## TASK TO CARRY OUT
Please give the material below as a Markdown table with the columns Row and Line, from the line with "annotate this image: name" to the line with "x-tick-label: 1995 [78, 332, 116, 350]", leaving out blank lines.

═══

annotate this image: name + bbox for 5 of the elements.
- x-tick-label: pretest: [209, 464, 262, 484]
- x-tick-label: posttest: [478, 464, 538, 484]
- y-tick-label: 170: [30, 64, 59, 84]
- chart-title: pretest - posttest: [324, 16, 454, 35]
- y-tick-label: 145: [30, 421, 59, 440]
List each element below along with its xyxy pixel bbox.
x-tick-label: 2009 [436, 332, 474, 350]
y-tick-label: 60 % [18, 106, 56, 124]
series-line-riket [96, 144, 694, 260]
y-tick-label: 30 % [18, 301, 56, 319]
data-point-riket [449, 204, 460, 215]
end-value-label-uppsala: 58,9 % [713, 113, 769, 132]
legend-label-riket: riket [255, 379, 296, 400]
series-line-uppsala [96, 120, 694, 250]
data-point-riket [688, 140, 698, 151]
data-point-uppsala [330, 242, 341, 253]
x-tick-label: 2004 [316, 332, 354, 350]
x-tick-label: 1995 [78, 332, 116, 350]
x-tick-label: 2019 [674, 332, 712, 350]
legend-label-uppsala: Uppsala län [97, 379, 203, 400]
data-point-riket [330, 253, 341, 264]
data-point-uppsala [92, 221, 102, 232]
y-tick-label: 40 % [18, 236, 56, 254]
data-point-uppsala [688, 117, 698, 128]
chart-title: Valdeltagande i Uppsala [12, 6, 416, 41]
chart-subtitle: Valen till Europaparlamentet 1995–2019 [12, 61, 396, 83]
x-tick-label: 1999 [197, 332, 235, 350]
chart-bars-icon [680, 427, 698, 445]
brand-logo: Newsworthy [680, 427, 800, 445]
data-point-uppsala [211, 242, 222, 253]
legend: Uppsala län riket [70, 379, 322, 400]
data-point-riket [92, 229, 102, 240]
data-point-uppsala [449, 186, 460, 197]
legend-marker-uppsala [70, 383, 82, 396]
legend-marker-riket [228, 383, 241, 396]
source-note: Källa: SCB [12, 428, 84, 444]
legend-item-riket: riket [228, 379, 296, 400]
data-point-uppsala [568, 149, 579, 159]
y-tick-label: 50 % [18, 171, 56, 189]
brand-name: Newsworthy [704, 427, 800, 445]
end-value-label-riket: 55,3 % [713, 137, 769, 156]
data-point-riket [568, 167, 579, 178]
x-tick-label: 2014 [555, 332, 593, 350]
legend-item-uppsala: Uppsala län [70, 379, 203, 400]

═══

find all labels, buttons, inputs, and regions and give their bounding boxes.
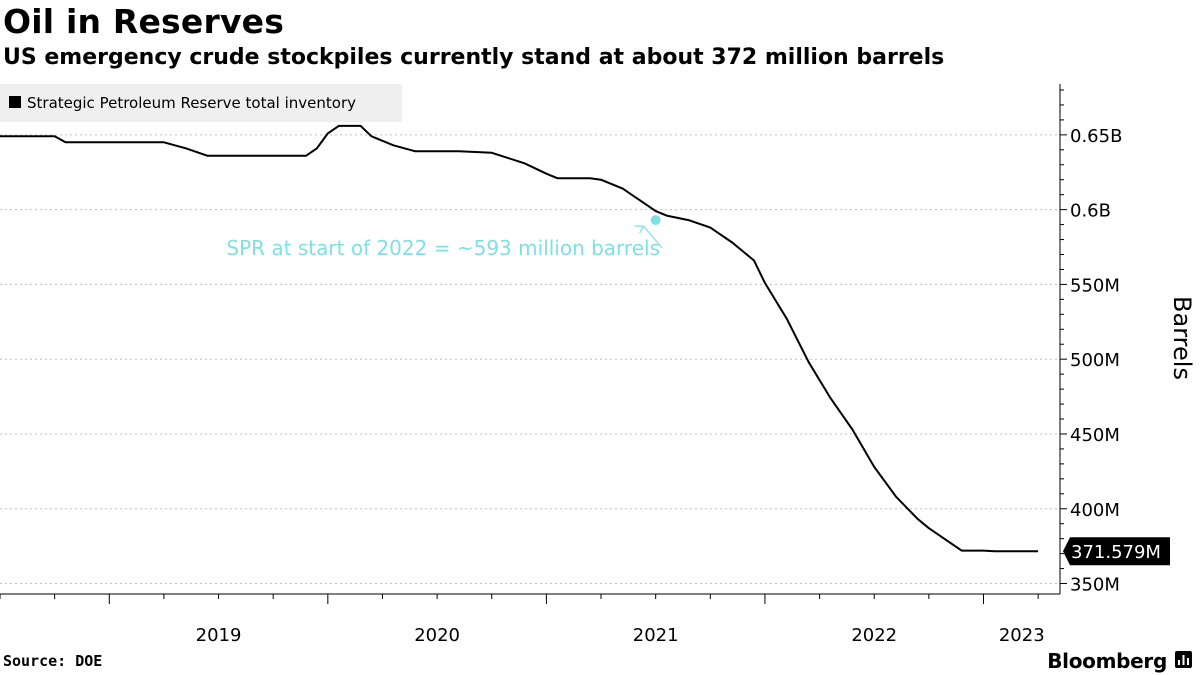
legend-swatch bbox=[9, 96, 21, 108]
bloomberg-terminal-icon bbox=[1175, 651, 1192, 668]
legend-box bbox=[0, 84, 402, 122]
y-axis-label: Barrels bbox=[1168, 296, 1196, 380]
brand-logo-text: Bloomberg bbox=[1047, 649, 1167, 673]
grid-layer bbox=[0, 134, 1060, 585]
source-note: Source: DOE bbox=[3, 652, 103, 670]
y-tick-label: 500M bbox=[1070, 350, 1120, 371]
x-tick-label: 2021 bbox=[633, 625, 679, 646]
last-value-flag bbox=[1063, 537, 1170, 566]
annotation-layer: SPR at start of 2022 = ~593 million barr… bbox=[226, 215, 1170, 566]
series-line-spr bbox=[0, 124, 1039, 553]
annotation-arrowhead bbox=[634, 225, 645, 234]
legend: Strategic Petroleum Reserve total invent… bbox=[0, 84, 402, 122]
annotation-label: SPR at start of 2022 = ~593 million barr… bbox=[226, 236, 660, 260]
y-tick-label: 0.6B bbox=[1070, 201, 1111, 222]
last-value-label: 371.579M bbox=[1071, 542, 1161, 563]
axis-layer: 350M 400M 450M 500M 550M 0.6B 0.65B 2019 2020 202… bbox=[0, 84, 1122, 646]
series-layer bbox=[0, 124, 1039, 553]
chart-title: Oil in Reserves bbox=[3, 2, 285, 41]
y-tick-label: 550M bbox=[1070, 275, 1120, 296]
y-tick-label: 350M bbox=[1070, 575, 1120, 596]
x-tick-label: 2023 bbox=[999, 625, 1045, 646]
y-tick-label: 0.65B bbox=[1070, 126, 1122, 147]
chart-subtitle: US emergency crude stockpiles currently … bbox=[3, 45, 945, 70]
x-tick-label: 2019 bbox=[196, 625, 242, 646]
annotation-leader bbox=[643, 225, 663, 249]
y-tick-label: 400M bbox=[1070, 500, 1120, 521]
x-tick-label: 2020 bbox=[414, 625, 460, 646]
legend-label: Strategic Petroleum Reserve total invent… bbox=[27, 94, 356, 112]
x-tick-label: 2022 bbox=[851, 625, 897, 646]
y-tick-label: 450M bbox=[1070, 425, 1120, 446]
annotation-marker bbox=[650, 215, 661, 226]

═══

## COMPLETE RESPONSE
| Row | Line |
|---|---|
| 1 | annotate this image: name + bbox for 5 of the elements. |
| 2 | - x-tick-label: pretest: [209, 464, 262, 484] |
| 3 | - x-tick-label: posttest: [478, 464, 538, 484] |
| 4 | - y-tick-label: 170: [30, 64, 59, 84] |
| 5 | - chart-title: pretest - posttest: [324, 16, 454, 35] |
| 6 | - y-tick-label: 145: [30, 421, 59, 440] |
| 7 | List each element below along with its xyxy pixel bbox. |
| 8 | x-tick-label: 2009 [436, 332, 474, 350] |
| 9 | y-tick-label: 60 % [18, 106, 56, 124] |
| 10 | series-line-riket [96, 144, 694, 260] |
| 11 | y-tick-label: 30 % [18, 301, 56, 319] |
| 12 | data-point-riket [449, 204, 460, 215] |
| 13 | end-value-label-uppsala: 58,9 % [713, 113, 769, 132] |
| 14 | legend-label-riket: riket [255, 379, 296, 400] |
| 15 | series-line-uppsala [96, 120, 694, 250] |
| 16 | data-point-riket [688, 140, 698, 151] |
| 17 | data-point-uppsala [330, 242, 341, 253] |
| 18 | x-tick-label: 2004 [316, 332, 354, 350] |
| 19 | x-tick-label: 1995 [78, 332, 116, 350] |